### Written exercise
Your task is to repeat the entries word for word while leaving out the pictures.

— Start —

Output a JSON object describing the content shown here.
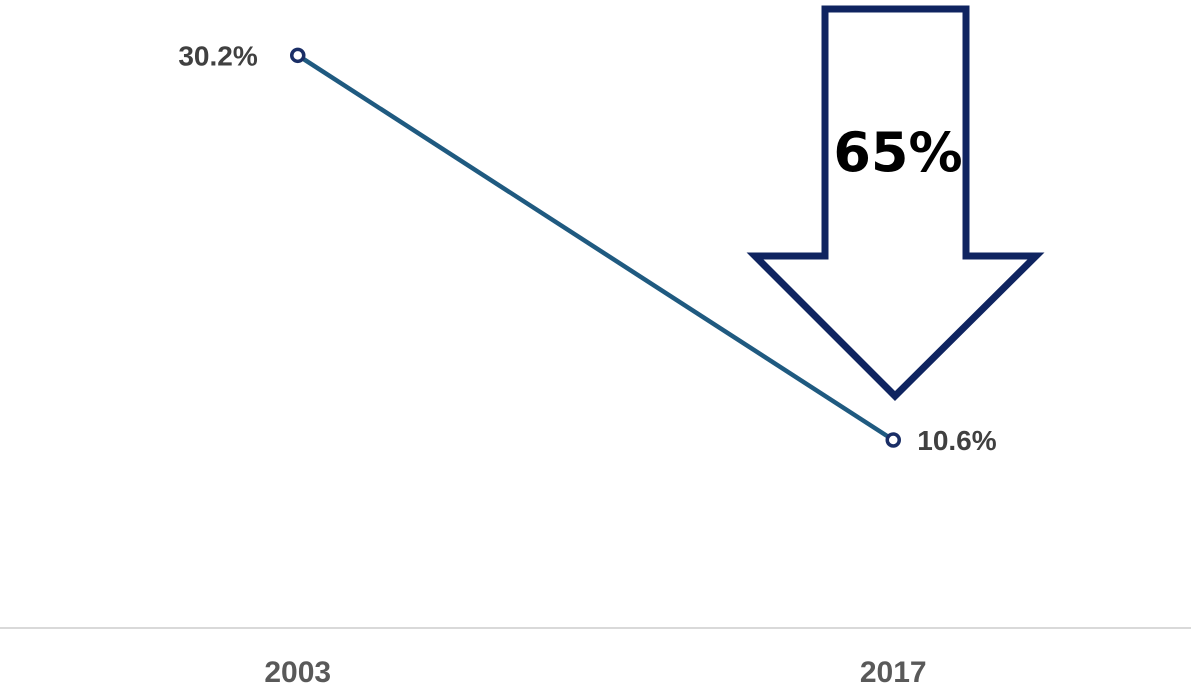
{
  "chart_data": {
    "type": "line",
    "categories": [
      "2003",
      "2017"
    ],
    "series": [
      {
        "values": [
          30.2,
          10.6
        ],
        "data_labels": [
          "30.2%",
          "10.6%"
        ]
      }
    ],
    "title": "",
    "xlabel": "",
    "ylabel": "",
    "ylim": [
      0,
      32
    ],
    "grid": false,
    "legend": "none",
    "annotation": {
      "shape": "down-arrow",
      "label": "65%"
    }
  },
  "colors": {
    "line": "#1f5a80",
    "marker": "#1a2e66",
    "arrow": "#0f2460",
    "data_label": "#404040",
    "tick_label": "#595959",
    "axis": "#d9d9d9",
    "arrow_label": "#000000"
  }
}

— End —

### Written reply
Output a JSON object describing the content shown here.
{
  "chart_data": {
    "type": "line",
    "categories": [
      "2003",
      "2017"
    ],
    "series": [
      {
        "values": [
          30.2,
          10.6
        ],
        "data_labels": [
          "30.2%",
          "10.6%"
        ]
      }
    ],
    "title": "",
    "xlabel": "",
    "ylabel": "",
    "ylim": [
      0,
      32
    ],
    "grid": false,
    "legend": "none",
    "annotation": {
      "shape": "down-arrow",
      "label": "65%"
    }
  },
  "colors": {
    "line": "#1f5a80",
    "marker": "#1a2e66",
    "arrow": "#0f2460",
    "data_label": "#404040",
    "tick_label": "#595959",
    "axis": "#d9d9d9",
    "arrow_label": "#000000"
  }
}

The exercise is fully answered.